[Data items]

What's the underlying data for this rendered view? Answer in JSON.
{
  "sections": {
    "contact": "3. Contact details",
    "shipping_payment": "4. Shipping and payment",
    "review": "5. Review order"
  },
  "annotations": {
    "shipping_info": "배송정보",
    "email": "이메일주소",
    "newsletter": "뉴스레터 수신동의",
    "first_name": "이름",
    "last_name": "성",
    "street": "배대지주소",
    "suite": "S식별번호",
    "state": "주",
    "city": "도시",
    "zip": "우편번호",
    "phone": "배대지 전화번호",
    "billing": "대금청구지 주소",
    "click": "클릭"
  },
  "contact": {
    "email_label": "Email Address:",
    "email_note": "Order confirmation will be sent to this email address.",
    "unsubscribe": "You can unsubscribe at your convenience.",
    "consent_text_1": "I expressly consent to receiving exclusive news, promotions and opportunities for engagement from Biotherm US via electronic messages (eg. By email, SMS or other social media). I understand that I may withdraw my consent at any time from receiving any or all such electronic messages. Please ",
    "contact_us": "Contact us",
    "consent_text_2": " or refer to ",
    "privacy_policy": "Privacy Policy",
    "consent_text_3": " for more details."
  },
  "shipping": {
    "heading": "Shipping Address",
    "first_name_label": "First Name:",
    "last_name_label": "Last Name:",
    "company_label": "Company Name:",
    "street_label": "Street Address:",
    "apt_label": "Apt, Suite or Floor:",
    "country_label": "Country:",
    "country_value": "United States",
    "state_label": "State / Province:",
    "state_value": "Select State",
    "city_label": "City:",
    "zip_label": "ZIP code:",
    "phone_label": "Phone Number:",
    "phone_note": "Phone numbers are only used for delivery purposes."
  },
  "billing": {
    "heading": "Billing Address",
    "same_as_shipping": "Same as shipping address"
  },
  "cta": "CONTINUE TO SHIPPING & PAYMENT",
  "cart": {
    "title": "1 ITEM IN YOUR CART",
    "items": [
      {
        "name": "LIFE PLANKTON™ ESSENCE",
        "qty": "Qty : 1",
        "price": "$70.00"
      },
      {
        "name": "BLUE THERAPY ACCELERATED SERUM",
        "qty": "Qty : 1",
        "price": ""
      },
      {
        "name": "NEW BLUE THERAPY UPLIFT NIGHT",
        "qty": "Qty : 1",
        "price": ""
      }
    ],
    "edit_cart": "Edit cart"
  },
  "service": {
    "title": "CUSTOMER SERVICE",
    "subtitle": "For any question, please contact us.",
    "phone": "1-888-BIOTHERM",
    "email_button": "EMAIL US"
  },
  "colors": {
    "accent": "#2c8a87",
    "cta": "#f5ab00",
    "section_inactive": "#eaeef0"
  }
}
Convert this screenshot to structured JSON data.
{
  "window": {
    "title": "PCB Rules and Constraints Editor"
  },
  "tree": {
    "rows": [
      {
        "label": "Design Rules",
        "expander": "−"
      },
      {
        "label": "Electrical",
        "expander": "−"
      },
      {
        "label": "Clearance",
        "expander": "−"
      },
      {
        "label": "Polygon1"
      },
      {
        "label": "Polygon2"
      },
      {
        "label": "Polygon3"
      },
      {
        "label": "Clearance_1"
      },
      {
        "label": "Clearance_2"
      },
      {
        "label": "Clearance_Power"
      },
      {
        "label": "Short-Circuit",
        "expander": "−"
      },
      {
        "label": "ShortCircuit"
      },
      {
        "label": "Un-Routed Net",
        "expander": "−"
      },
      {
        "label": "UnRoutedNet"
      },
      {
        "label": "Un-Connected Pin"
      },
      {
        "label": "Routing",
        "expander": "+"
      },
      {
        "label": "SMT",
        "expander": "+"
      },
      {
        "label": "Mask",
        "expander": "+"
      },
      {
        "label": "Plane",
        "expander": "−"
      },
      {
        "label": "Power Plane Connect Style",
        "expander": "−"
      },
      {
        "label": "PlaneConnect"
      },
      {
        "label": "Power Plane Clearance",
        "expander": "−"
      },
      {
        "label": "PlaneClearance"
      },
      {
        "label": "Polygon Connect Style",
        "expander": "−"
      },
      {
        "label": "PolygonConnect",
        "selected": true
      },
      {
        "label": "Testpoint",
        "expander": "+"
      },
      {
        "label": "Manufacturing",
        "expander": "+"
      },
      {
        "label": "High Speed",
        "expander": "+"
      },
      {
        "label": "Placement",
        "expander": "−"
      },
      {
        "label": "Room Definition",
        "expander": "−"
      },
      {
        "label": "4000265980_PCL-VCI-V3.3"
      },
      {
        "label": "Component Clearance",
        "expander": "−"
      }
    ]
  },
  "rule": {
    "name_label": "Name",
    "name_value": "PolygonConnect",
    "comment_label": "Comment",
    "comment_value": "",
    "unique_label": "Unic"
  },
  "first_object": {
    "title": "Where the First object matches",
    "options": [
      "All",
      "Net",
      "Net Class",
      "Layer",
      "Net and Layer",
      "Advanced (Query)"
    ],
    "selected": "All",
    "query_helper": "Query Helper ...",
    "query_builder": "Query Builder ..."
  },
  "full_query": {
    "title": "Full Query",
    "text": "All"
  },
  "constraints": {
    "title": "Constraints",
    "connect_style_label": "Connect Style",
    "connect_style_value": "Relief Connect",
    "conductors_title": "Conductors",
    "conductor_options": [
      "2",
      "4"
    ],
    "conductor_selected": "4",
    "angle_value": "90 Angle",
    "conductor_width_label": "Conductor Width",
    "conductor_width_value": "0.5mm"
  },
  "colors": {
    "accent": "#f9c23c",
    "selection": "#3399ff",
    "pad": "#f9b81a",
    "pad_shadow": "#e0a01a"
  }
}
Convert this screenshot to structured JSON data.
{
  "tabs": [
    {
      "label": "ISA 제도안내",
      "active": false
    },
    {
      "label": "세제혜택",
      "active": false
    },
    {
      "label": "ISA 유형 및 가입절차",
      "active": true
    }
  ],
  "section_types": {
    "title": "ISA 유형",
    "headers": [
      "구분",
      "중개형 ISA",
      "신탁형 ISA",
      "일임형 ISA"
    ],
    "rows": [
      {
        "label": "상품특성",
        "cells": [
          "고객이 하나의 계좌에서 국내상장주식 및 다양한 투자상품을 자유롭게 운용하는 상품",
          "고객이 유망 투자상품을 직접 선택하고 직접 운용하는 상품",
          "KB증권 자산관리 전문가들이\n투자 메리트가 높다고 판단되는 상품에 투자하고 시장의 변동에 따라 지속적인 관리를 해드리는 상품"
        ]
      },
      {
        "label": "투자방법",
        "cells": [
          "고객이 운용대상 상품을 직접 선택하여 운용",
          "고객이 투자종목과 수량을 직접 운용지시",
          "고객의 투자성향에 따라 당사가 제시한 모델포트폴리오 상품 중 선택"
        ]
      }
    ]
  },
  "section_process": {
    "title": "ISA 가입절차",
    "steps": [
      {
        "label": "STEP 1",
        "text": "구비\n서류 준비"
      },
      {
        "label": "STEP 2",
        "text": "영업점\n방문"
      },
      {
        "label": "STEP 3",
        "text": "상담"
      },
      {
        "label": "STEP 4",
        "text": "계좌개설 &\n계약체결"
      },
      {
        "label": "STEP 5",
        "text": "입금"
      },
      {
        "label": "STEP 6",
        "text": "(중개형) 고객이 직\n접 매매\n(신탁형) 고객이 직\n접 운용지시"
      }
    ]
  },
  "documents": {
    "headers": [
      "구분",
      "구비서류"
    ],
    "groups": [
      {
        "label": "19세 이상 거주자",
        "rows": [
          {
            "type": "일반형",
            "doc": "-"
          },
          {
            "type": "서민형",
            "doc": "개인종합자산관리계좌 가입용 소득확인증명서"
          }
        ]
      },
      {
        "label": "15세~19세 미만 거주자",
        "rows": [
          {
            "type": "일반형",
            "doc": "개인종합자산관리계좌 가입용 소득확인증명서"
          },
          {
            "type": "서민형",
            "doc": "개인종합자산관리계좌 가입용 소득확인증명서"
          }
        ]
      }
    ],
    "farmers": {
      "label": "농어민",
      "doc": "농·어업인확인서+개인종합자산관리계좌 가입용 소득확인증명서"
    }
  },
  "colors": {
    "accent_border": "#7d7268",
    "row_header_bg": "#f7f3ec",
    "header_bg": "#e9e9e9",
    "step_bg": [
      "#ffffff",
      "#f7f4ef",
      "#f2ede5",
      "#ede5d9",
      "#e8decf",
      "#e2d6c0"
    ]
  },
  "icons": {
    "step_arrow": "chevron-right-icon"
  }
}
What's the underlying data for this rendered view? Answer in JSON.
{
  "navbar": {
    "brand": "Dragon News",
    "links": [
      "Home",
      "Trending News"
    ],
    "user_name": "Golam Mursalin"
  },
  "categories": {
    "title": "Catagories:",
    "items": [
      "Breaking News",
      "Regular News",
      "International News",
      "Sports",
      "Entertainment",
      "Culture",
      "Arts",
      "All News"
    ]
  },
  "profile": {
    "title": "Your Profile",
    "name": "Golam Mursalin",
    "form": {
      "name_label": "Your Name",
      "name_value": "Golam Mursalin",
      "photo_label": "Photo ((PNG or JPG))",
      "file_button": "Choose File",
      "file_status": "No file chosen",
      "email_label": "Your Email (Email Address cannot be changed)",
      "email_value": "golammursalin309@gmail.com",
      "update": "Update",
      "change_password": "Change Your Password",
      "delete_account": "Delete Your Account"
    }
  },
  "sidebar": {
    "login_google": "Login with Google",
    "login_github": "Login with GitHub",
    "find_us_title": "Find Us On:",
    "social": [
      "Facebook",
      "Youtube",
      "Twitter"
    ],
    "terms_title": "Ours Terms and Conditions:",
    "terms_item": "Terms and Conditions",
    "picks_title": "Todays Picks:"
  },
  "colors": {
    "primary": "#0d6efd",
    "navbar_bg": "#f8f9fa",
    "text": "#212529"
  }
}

§ OBJECTIVE: Where a line holds the string "heading", copy that line.

§ SOLUTION FOR THIS TASK:
    "heading": "Shipping Address",
    "heading": "Billing Address",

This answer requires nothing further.